**Material for this task**:
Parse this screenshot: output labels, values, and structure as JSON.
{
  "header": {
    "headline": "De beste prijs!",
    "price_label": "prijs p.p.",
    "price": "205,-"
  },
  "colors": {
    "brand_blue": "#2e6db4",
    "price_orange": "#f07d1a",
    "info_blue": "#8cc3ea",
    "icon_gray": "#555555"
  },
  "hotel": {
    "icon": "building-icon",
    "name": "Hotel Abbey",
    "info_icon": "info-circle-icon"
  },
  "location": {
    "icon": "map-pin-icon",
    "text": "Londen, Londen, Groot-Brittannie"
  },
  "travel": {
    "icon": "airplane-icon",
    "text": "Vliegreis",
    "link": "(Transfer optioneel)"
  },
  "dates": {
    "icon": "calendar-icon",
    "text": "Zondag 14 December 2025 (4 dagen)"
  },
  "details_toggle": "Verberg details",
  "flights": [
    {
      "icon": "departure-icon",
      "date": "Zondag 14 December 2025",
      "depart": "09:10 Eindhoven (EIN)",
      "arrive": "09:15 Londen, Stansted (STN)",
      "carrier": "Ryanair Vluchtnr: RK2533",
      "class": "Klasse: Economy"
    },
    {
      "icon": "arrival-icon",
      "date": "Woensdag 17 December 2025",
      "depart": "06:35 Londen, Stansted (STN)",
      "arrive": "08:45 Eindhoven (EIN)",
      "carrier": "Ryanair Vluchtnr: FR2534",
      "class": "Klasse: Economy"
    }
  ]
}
==
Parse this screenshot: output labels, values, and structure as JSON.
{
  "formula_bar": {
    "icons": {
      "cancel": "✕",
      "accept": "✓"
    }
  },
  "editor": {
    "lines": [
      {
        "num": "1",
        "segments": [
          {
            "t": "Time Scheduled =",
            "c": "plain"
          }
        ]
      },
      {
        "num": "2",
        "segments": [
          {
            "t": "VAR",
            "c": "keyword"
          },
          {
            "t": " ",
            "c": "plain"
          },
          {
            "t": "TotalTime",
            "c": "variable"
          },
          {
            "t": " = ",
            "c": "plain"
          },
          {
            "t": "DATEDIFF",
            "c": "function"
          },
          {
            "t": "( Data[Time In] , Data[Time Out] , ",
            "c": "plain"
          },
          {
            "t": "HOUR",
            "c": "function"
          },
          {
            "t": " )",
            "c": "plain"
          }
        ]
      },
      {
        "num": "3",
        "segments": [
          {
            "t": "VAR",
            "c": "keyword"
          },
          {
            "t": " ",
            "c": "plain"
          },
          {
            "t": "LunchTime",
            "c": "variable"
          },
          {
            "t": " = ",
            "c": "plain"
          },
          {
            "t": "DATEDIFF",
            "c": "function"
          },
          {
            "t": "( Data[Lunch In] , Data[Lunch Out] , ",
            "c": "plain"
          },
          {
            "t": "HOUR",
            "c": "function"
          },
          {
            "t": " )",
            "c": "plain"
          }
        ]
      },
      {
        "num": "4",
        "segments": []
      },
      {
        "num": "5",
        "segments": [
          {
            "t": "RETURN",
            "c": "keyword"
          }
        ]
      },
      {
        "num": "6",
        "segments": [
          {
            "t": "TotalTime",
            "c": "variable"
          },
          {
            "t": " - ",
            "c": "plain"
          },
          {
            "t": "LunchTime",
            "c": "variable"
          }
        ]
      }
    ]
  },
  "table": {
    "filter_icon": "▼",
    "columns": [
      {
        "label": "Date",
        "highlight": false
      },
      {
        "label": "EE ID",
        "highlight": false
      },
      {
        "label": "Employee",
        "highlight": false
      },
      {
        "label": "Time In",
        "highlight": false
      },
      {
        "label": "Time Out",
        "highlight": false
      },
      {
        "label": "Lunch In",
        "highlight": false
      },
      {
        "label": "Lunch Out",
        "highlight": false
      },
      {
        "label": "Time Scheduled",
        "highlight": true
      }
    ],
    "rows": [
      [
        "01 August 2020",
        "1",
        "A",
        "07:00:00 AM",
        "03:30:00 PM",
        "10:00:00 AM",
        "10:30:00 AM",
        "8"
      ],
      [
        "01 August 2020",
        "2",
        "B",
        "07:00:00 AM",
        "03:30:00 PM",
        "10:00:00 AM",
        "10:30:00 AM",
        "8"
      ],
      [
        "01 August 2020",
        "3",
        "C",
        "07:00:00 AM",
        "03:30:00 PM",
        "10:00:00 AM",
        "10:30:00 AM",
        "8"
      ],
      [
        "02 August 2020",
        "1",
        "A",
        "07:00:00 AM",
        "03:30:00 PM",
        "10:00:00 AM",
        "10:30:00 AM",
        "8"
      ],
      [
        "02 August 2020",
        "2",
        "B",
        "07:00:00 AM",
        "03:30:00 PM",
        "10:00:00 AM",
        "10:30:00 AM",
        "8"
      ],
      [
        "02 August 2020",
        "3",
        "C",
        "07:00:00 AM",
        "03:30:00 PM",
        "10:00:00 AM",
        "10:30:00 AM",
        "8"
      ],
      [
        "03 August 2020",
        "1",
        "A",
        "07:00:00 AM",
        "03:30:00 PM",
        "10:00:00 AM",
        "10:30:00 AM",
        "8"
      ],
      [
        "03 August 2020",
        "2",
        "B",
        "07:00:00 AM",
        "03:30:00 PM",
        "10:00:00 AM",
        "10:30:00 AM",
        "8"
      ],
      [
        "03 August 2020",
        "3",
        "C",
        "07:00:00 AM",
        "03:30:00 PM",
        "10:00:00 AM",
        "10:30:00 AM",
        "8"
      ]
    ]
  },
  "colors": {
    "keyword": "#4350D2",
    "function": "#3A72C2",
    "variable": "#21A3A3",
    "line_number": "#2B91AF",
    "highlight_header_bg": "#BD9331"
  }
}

**Stated goal**: Give a single number: the count of lines above that include the word "Eindhoven".

**Problem solution**: 2